(begin)

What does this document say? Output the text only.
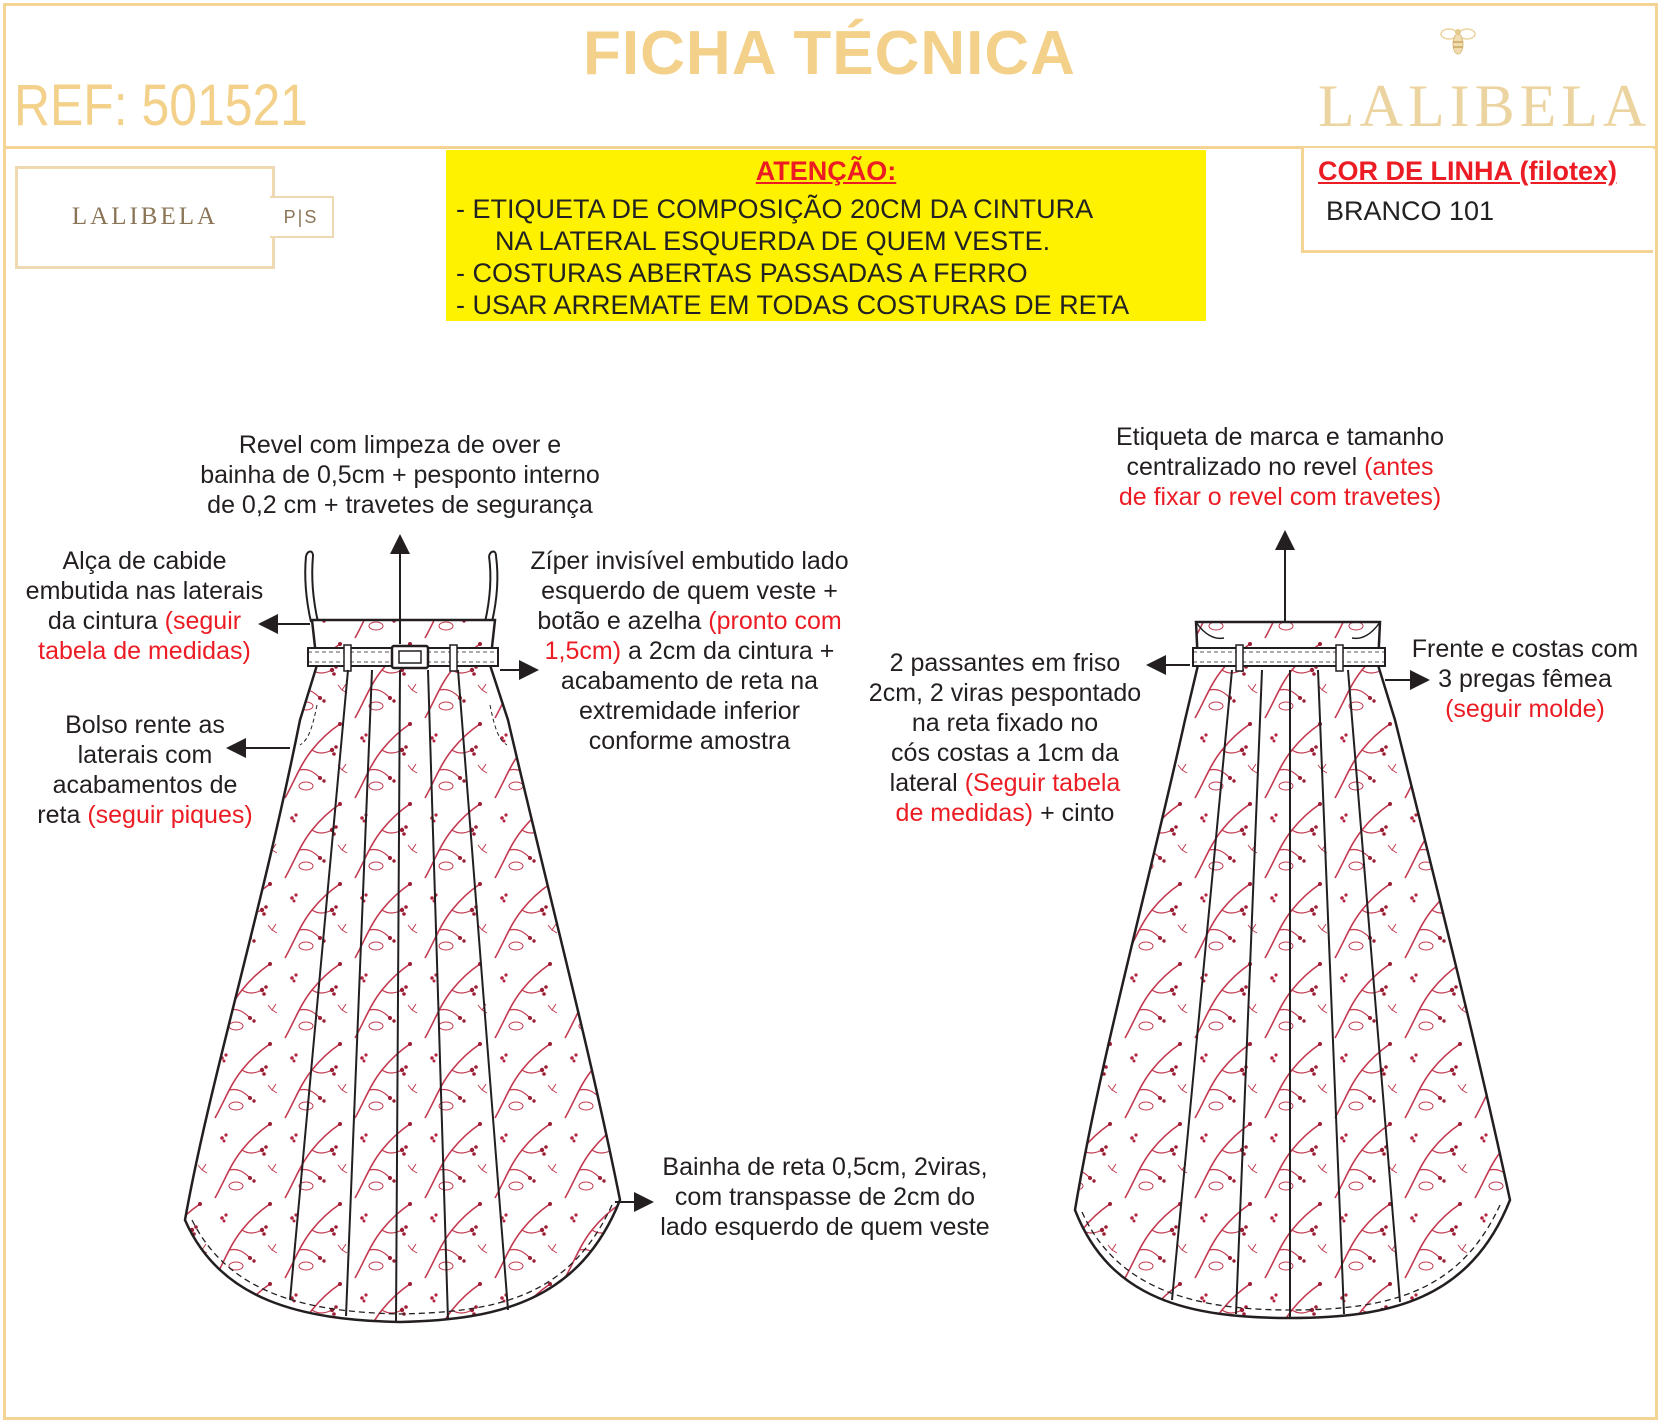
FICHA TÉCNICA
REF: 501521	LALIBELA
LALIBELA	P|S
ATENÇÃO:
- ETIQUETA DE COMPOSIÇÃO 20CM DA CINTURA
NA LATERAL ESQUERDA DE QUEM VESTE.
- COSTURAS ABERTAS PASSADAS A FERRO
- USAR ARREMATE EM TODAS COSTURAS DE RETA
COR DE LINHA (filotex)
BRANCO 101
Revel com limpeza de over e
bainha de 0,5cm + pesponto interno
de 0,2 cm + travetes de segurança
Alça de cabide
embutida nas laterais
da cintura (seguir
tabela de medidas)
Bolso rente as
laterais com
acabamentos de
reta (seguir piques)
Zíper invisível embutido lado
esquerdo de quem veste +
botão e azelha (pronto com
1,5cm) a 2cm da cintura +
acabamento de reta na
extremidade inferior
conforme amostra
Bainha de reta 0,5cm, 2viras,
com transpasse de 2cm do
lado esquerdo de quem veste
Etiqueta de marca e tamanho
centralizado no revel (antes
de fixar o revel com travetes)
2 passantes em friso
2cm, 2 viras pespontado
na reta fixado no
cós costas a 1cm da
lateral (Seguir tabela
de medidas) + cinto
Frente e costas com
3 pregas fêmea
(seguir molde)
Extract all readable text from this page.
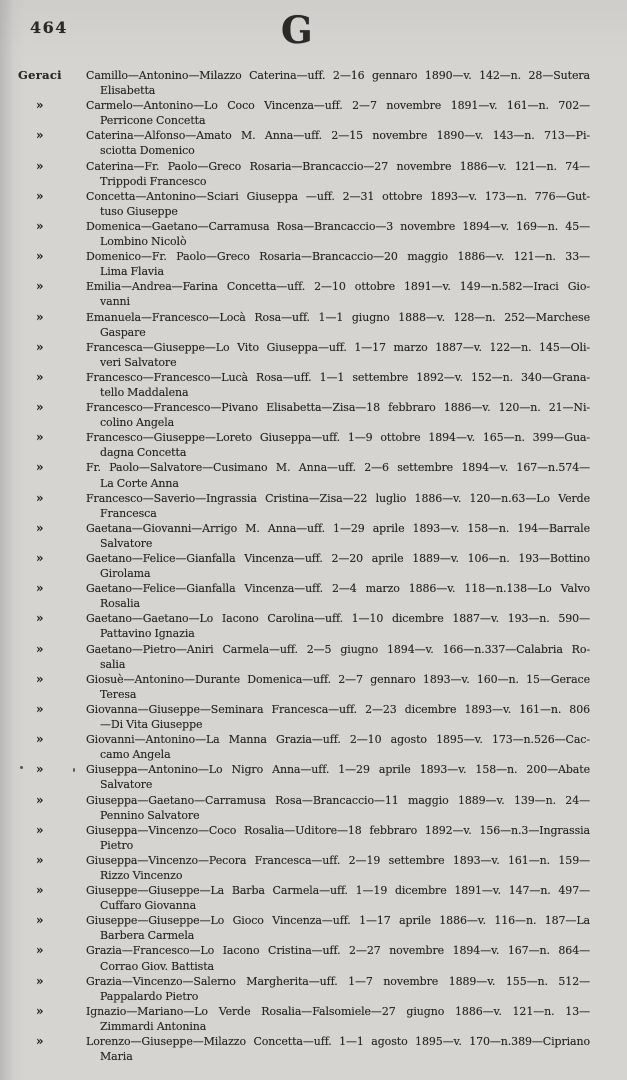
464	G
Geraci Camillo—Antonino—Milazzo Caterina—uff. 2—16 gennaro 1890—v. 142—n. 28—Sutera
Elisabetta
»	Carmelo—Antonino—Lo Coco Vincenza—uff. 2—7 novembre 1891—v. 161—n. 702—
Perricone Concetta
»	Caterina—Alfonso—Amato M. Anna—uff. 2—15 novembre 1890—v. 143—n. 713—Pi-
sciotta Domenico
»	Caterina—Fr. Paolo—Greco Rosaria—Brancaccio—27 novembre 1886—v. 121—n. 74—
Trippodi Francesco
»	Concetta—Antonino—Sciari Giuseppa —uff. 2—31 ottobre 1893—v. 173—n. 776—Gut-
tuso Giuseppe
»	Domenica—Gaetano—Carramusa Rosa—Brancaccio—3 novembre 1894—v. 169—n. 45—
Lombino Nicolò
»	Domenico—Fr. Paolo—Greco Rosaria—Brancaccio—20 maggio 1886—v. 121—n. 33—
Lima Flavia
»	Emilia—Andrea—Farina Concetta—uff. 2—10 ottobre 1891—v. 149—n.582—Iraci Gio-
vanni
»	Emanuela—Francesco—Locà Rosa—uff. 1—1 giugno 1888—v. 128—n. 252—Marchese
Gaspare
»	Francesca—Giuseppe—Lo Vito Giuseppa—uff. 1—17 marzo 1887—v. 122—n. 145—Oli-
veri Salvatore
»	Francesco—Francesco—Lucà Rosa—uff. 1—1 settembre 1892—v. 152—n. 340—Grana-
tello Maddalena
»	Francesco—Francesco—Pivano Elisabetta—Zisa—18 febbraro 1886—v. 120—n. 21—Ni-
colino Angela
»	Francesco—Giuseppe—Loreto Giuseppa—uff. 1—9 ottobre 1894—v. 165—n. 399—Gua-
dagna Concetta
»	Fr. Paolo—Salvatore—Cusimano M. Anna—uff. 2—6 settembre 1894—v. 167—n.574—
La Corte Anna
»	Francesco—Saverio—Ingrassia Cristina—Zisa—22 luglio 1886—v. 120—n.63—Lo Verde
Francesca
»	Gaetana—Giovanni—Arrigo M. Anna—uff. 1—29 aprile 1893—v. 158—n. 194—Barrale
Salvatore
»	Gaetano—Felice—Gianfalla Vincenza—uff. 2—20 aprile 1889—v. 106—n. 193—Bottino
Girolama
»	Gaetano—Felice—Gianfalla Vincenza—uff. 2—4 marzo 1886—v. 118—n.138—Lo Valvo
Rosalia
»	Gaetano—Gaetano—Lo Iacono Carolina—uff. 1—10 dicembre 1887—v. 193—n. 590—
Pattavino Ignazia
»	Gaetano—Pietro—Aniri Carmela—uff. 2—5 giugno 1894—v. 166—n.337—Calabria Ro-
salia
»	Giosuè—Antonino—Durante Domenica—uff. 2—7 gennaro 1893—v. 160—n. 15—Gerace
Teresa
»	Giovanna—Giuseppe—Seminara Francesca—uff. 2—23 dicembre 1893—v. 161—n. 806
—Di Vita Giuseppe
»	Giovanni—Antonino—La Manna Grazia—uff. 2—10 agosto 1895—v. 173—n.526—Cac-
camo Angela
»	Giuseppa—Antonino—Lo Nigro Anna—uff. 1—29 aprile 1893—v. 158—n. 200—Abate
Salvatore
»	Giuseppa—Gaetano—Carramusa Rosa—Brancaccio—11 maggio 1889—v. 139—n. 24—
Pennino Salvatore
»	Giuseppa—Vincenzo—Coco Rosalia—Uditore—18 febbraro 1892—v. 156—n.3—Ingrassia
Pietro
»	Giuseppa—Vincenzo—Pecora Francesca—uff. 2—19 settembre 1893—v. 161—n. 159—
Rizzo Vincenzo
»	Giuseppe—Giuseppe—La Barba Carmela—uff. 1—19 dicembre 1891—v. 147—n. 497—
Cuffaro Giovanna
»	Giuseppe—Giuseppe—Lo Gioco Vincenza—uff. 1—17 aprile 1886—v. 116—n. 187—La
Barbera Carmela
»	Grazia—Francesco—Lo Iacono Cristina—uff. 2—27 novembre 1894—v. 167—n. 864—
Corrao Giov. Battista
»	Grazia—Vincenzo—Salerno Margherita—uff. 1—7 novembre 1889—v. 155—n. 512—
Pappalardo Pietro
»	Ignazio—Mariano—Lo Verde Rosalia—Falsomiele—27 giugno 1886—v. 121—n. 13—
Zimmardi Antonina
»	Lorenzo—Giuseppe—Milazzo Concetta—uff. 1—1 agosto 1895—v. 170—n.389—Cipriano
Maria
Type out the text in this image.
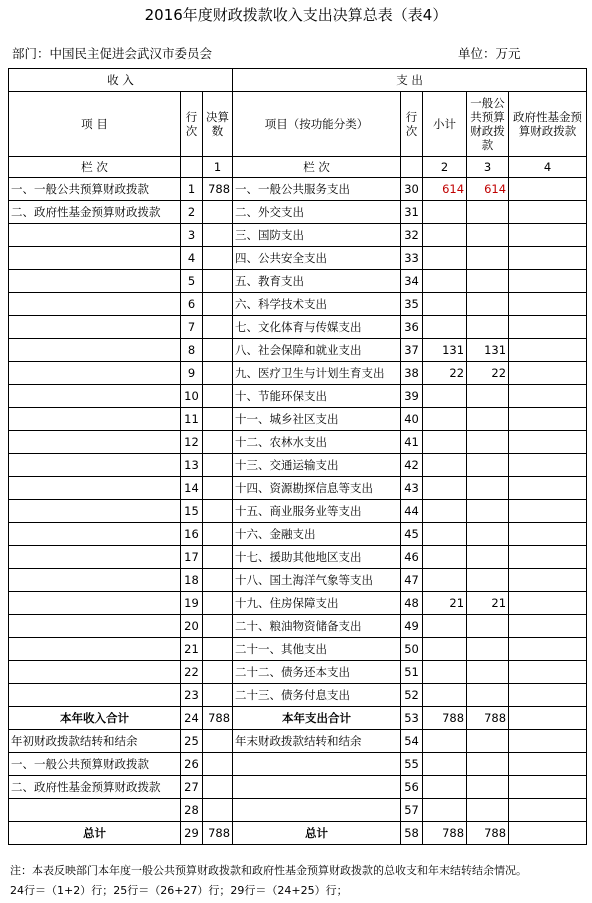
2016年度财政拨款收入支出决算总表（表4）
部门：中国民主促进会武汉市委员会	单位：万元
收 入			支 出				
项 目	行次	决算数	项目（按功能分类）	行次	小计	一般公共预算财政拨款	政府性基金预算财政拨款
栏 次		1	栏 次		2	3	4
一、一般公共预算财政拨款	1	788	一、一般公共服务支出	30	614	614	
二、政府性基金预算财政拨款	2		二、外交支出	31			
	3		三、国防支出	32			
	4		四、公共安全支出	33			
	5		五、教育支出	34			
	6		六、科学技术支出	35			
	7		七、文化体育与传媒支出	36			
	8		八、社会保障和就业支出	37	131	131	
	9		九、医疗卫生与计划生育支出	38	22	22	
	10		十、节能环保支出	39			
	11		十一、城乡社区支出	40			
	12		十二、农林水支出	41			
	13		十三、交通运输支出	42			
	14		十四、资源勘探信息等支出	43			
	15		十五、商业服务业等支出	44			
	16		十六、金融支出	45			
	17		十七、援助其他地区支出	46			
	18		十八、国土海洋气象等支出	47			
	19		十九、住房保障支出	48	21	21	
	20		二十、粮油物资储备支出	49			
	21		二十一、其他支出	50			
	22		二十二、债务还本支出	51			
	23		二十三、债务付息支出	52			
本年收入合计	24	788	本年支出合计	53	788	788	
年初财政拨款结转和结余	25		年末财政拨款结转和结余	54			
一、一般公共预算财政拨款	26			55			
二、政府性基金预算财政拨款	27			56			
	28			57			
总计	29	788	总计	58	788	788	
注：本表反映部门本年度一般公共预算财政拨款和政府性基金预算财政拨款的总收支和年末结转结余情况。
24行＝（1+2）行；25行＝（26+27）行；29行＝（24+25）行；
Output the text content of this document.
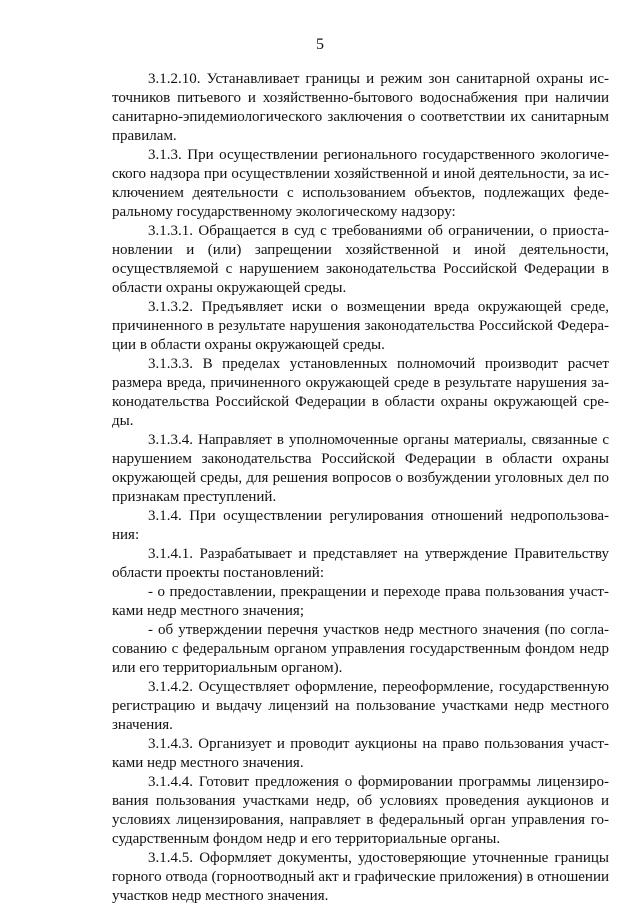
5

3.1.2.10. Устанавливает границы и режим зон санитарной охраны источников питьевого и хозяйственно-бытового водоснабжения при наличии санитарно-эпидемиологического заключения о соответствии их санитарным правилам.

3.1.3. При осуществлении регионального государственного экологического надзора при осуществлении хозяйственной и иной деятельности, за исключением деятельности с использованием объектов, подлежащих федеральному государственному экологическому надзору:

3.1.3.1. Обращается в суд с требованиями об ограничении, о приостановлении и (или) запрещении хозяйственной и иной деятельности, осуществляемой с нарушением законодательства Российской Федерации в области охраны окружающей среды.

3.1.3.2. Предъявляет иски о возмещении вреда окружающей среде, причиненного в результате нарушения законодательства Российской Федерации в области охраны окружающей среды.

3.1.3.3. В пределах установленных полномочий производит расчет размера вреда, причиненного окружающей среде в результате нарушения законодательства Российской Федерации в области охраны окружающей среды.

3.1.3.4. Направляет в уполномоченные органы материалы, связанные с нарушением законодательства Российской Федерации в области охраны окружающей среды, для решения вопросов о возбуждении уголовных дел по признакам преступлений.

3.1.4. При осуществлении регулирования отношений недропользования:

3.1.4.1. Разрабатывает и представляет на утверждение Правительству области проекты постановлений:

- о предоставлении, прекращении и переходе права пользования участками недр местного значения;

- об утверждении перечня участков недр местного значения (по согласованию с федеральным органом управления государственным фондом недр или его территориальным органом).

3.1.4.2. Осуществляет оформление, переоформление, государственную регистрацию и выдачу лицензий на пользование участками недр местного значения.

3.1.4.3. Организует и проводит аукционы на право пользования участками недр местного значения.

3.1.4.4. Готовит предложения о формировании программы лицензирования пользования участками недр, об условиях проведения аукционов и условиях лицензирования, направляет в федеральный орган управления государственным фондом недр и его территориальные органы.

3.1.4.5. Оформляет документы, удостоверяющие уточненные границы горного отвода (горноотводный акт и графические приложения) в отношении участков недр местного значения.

(end)

Using the entries above, find all lines with "Carmela". Copy them.

(EXERCISE SOLUTION):
»	Gaetano—Pietro—Aniri Carmela—uff. 2—5 giugno 1894—v. 166—n.337—Calabria Ro-
»	Giuseppe—Giuseppe—La Barba Carmela—uff. 1—19 dicembre 1891—v. 147—n. 497—
Barbera Carmela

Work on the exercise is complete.